# Data
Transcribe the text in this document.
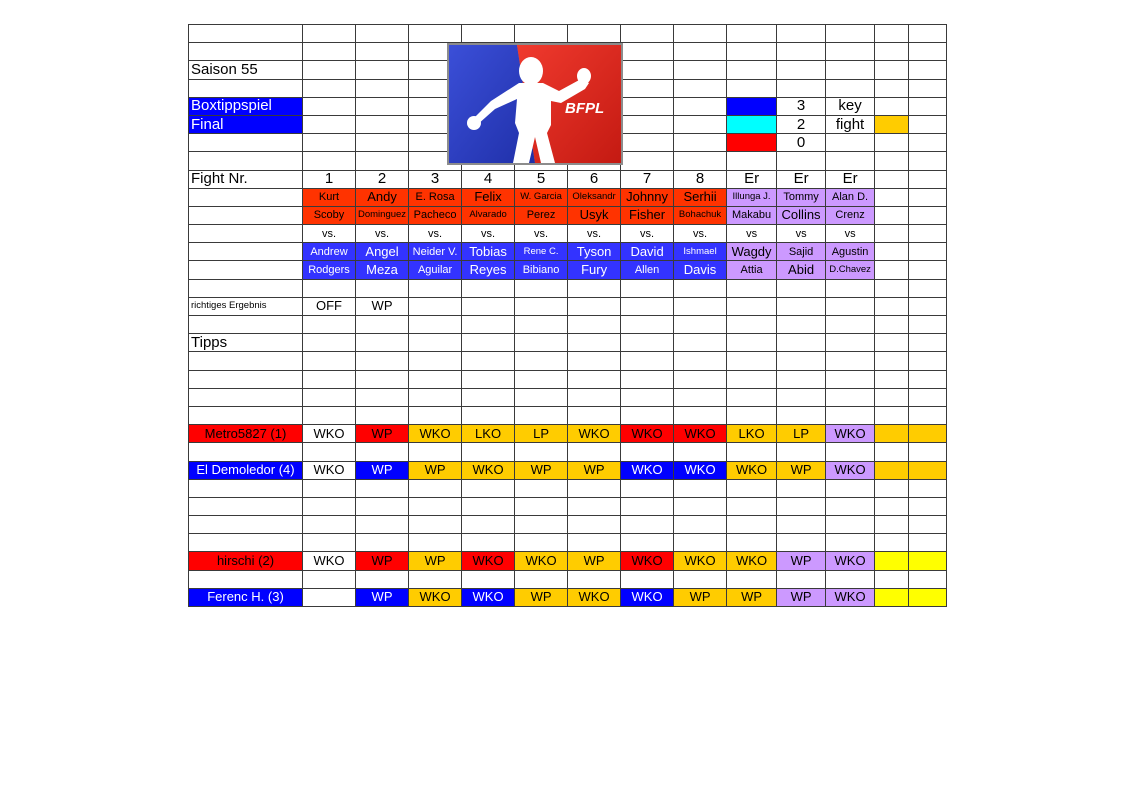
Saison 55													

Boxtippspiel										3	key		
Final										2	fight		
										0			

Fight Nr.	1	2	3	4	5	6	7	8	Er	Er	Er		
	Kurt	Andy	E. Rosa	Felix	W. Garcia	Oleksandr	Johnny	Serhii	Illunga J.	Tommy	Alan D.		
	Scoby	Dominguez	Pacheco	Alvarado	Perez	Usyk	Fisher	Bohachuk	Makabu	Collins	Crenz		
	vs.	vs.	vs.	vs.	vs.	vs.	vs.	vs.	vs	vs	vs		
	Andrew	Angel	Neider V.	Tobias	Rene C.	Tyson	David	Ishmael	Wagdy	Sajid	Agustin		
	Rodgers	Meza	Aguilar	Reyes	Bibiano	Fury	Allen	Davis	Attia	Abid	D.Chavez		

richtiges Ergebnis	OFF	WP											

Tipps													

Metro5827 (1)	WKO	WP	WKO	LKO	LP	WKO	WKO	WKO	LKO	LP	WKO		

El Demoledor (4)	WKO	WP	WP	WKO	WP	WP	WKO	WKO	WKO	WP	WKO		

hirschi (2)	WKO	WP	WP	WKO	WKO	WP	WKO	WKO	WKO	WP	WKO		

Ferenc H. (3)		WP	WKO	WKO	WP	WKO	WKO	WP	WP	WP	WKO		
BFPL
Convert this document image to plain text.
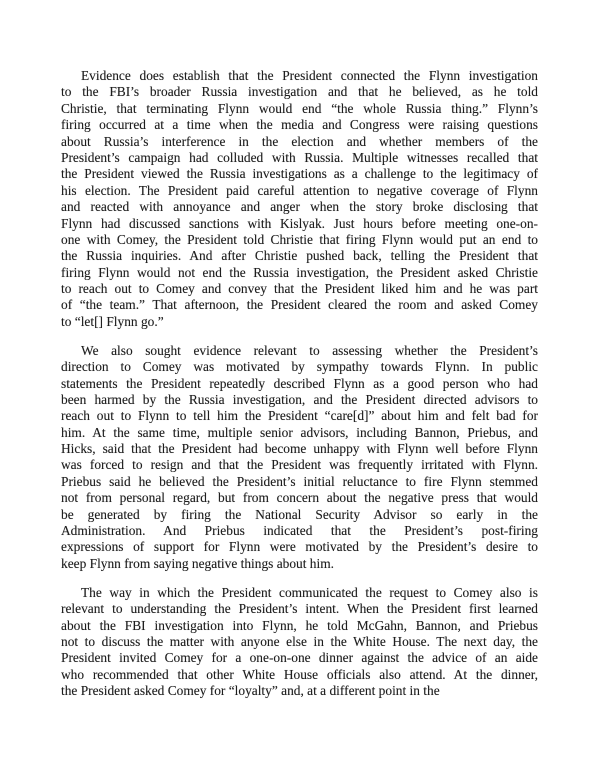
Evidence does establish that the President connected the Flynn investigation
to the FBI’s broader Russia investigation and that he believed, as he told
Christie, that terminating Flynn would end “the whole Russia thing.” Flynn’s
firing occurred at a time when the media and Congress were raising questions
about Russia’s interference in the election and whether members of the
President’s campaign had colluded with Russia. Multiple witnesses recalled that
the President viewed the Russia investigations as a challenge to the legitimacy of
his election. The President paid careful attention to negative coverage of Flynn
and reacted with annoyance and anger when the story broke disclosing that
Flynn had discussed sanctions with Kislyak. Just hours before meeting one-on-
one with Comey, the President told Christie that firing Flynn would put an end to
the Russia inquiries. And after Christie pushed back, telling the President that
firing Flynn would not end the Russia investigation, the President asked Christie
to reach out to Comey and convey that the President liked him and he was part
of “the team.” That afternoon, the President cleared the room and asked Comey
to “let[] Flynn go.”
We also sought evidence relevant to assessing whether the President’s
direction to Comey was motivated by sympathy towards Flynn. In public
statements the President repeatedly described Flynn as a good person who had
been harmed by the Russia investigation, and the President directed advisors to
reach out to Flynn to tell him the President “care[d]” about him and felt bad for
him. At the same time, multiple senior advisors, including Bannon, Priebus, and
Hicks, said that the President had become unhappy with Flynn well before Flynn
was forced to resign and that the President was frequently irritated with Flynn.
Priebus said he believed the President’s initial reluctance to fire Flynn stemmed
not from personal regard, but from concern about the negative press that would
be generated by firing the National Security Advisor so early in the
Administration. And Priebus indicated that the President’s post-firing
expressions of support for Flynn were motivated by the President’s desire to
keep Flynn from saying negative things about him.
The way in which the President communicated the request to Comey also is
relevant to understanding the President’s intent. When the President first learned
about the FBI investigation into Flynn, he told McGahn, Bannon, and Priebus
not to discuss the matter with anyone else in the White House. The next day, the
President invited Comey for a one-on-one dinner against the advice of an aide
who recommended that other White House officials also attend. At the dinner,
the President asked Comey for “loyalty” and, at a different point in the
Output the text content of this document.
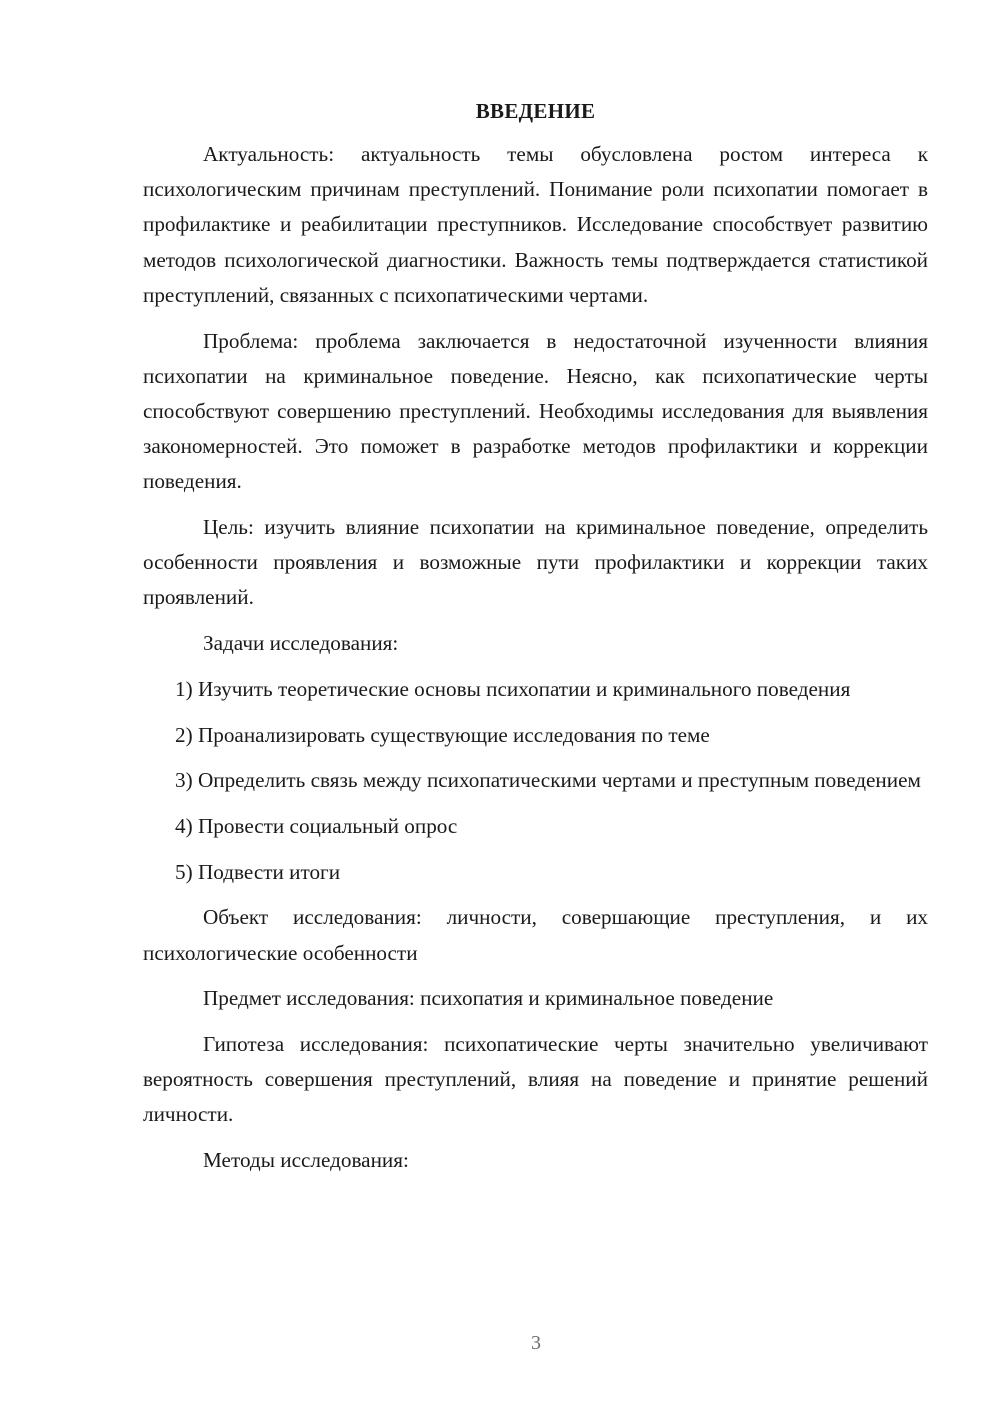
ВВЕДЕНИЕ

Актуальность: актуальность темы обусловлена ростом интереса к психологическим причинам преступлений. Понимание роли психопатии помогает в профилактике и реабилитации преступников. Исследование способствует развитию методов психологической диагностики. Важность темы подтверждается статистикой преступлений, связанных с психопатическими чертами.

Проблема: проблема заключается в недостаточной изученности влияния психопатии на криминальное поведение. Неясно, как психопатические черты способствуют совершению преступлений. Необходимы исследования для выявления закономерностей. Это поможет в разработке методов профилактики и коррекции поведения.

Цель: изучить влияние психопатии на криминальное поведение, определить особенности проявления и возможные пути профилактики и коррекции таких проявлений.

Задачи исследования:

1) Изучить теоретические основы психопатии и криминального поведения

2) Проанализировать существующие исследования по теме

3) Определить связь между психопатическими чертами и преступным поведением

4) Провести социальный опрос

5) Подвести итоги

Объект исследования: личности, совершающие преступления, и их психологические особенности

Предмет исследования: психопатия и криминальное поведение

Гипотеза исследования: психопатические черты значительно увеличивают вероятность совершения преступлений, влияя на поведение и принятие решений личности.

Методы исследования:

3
...
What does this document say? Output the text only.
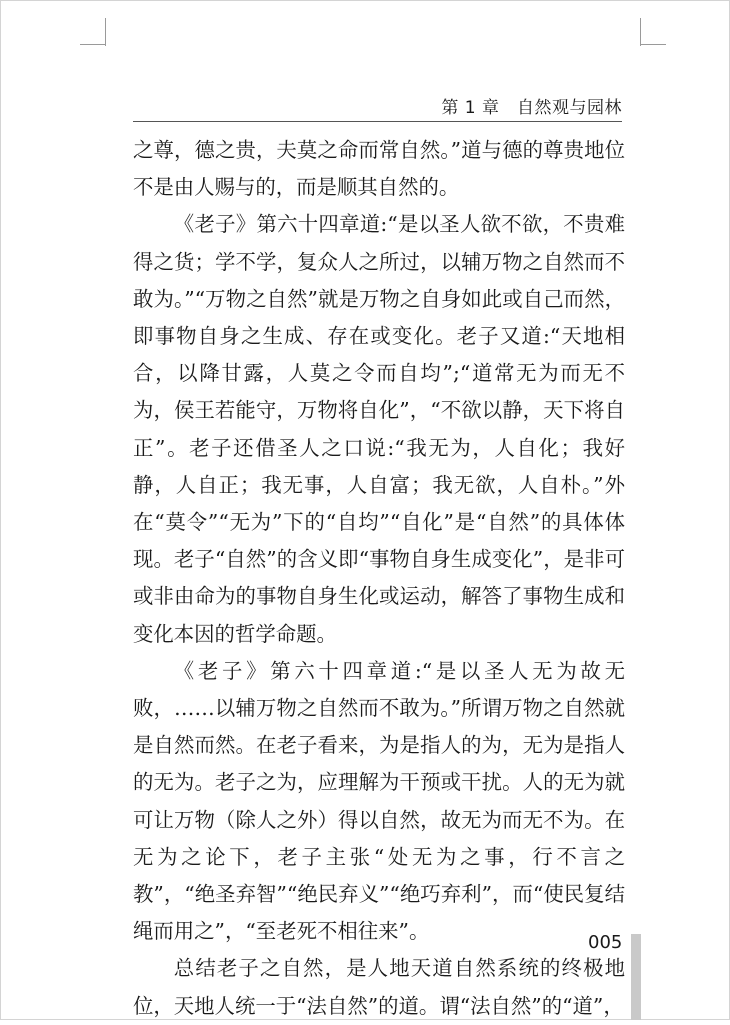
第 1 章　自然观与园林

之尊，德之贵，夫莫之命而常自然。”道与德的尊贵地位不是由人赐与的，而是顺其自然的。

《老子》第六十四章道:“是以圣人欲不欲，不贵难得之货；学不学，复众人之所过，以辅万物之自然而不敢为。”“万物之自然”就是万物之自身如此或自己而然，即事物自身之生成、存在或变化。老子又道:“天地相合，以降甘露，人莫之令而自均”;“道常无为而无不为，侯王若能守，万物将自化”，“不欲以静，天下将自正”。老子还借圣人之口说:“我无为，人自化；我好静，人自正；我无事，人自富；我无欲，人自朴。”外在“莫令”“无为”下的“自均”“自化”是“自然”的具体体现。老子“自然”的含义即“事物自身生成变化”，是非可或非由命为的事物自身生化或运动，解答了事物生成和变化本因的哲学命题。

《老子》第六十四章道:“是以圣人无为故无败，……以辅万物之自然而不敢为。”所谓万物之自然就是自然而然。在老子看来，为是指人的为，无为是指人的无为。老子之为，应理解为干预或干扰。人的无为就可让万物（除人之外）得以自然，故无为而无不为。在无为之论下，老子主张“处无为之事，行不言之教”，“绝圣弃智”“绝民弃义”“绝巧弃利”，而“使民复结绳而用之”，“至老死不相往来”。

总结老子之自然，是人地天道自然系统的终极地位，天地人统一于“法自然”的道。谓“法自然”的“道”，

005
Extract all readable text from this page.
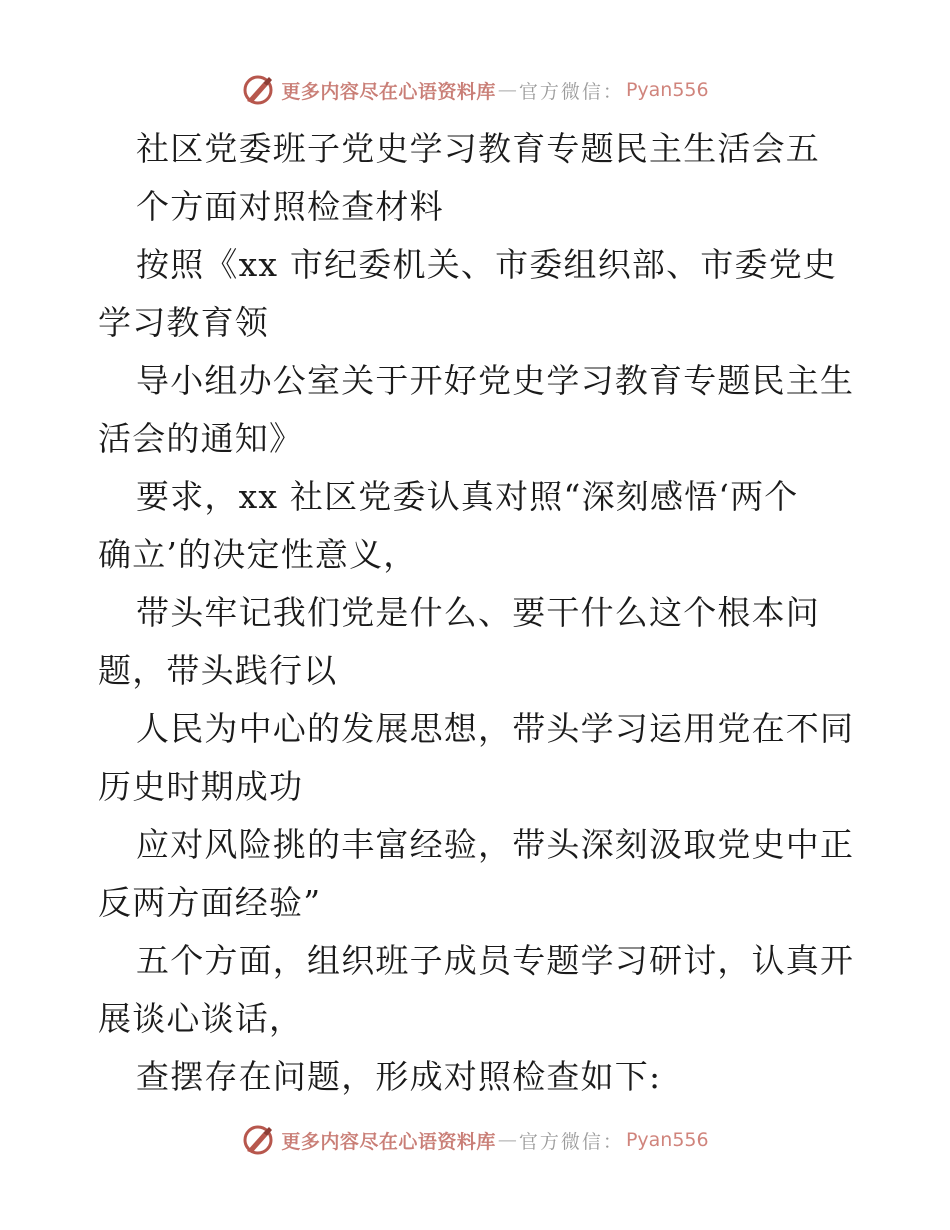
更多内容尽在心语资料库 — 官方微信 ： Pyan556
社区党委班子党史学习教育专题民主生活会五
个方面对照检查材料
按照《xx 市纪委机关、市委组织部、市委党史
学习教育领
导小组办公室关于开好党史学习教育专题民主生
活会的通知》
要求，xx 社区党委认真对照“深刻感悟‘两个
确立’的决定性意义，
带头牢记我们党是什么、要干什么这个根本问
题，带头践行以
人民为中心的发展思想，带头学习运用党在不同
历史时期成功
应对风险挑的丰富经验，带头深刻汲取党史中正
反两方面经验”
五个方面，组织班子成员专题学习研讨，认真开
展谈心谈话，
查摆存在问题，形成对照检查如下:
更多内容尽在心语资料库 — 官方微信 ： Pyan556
* * *
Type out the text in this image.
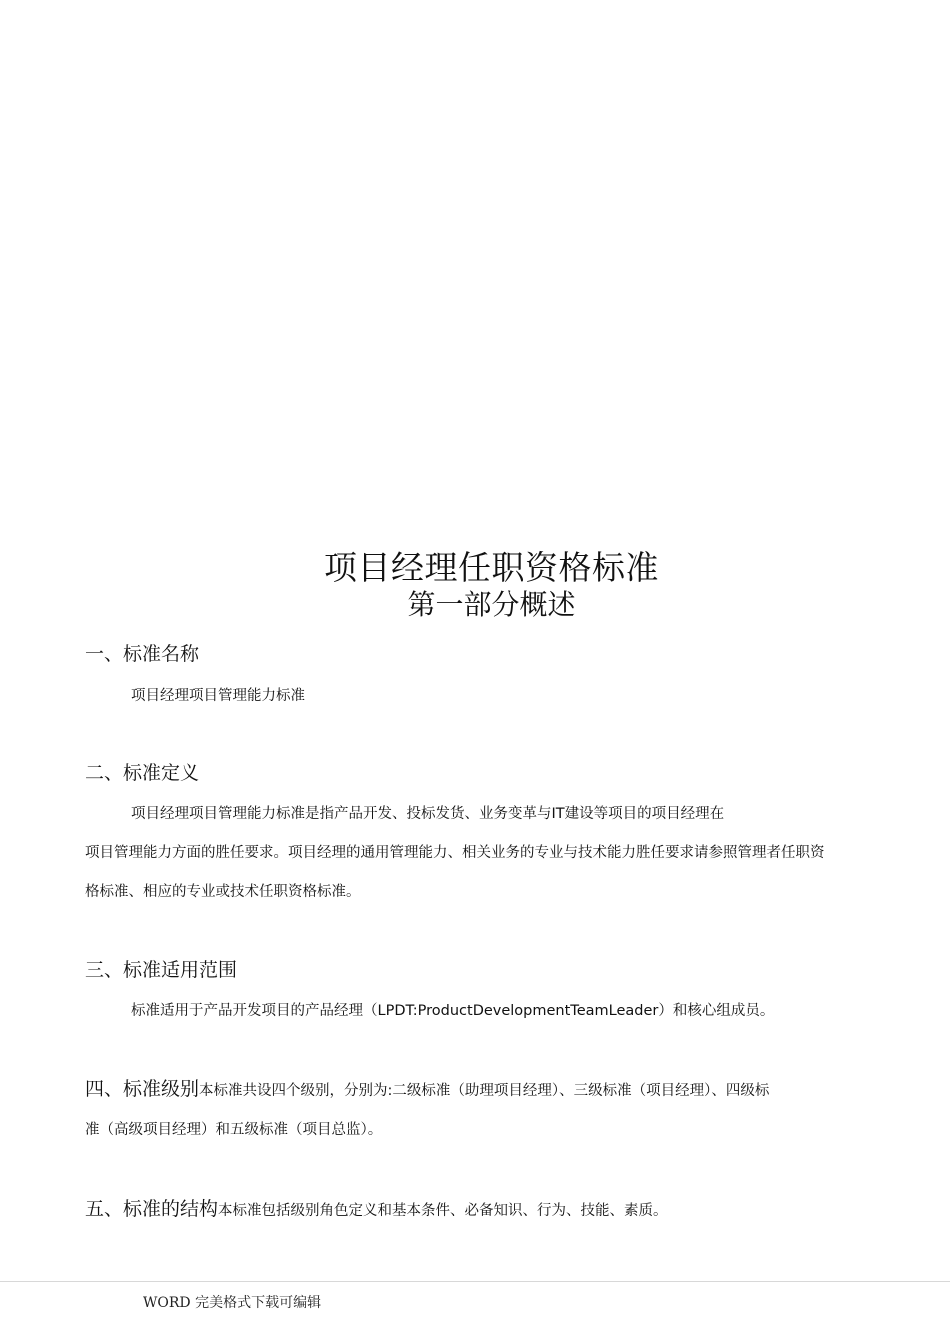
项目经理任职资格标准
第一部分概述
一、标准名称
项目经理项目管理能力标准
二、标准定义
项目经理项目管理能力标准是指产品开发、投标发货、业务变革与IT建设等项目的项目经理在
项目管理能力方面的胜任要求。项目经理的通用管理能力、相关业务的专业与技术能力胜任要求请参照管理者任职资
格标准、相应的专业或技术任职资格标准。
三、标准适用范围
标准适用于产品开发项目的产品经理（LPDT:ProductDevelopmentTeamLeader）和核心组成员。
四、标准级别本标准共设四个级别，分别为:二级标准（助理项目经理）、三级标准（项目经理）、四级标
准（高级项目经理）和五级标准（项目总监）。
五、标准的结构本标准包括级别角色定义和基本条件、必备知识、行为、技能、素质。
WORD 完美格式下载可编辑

# What this task involves
Across the entries, how many lines contain "believed"? Reply with the number only.

# Reply to the task
2